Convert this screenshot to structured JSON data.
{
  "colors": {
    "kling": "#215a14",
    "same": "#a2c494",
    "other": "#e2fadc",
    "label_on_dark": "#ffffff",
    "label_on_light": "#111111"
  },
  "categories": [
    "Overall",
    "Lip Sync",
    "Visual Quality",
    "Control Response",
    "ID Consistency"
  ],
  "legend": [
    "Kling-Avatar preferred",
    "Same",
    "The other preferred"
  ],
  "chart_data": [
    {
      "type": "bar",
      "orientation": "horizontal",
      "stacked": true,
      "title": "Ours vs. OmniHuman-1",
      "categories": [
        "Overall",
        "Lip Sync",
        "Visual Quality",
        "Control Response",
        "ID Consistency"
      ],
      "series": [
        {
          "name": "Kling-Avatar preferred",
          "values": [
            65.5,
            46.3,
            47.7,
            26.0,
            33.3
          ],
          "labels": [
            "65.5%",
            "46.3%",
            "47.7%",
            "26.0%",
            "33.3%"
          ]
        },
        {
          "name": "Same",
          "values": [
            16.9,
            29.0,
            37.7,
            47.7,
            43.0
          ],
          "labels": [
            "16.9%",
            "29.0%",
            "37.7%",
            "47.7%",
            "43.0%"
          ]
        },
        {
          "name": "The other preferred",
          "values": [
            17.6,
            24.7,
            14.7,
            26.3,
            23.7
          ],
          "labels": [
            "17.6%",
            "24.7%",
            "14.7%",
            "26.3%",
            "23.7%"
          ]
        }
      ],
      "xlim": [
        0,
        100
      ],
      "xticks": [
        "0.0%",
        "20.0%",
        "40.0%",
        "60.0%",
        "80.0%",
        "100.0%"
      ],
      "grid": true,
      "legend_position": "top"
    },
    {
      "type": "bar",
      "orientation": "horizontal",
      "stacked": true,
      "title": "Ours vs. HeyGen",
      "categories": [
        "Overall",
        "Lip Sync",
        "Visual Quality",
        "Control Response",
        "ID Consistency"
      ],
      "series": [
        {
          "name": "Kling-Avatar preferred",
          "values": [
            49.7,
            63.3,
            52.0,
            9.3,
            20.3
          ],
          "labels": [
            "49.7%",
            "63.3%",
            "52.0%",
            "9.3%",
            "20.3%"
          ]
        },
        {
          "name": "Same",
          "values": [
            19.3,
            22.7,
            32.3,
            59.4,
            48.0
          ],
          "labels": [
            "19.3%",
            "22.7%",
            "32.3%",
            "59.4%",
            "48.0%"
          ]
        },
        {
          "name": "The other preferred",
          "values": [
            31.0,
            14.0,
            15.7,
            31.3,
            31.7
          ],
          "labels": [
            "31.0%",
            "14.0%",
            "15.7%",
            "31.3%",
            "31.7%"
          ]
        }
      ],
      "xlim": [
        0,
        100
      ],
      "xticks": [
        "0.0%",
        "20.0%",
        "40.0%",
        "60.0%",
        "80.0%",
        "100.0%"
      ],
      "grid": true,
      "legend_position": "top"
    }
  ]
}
※
Work required -
Output each record precisely as given.

Written answer -
Convert this screenshot to structured JSON data.
{
  "colors": {
    "kling": "#215a14",
    "same": "#a2c494",
    "other": "#e2fadc",
    "label_on_dark": "#ffffff",
    "label_on_light": "#111111"
  },
  "categories": [
    "Overall",
    "Lip Sync",
    "Visual Quality",
    "Control Response",
    "ID Consistency"
  ],
  "legend": [
    "Kling-Avatar preferred",
    "Same",
    "The other preferred"
  ],
  "chart_data": [
    {
      "type": "bar",
      "orientation": "horizontal",
      "stacked": true,
      "title": "Ours vs. OmniHuman-1",
      "categories": [
        "Overall",
        "Lip Sync",
        "Visual Quality",
        "Control Response",
        "ID Consistency"
      ],
      "series": [
        {
          "name": "Kling-Avatar preferred",
          "values": [
            65.5,
            46.3,
            47.7,
            26.0,
            33.3
          ],
          "labels": [
            "65.5%",
            "46.3%",
            "47.7%",
            "26.0%",
            "33.3%"
          ]
        },
        {
          "name": "Same",
          "values": [
            16.9,
            29.0,
            37.7,
            47.7,
            43.0
          ],
          "labels": [
            "16.9%",
            "29.0%",
            "37.7%",
            "47.7%",
            "43.0%"
          ]
        },
        {
          "name": "The other preferred",
          "values": [
            17.6,
            24.7,
            14.7,
            26.3,
            23.7
          ],
          "labels": [
            "17.6%",
            "24.7%",
            "14.7%",
            "26.3%",
            "23.7%"
          ]
        }
      ],
      "xlim": [
        0,
        100
      ],
      "xticks": [
        "0.0%",
        "20.0%",
        "40.0%",
        "60.0%",
        "80.0%",
        "100.0%"
      ],
      "grid": true,
      "legend_position": "top"
    },
    {
      "type": "bar",
      "orientation": "horizontal",
      "stacked": true,
      "title": "Ours vs. HeyGen",
      "categories": [
        "Overall",
        "Lip Sync",
        "Visual Quality",
        "Control Response",
        "ID Consistency"
      ],
      "series": [
        {
          "name": "Kling-Avatar preferred",
          "values": [
            49.7,
            63.3,
            52.0,
            9.3,
            20.3
          ],
          "labels": [
            "49.7%",
            "63.3%",
            "52.0%",
            "9.3%",
            "20.3%"
          ]
        },
        {
          "name": "Same",
          "values": [
            19.3,
            22.7,
            32.3,
            59.4,
            48.0
          ],
          "labels": [
            "19.3%",
            "22.7%",
            "32.3%",
            "59.4%",
            "48.0%"
          ]
        },
        {
          "name": "The other preferred",
          "values": [
            31.0,
            14.0,
            15.7,
            31.3,
            31.7
          ],
          "labels": [
            "31.0%",
            "14.0%",
            "15.7%",
            "31.3%",
            "31.7%"
          ]
        }
      ],
      "xlim": [
        0,
        100
      ],
      "xticks": [
        "0.0%",
        "20.0%",
        "40.0%",
        "60.0%",
        "80.0%",
        "100.0%"
      ],
      "grid": true,
      "legend_position": "top"
    }
  ]
}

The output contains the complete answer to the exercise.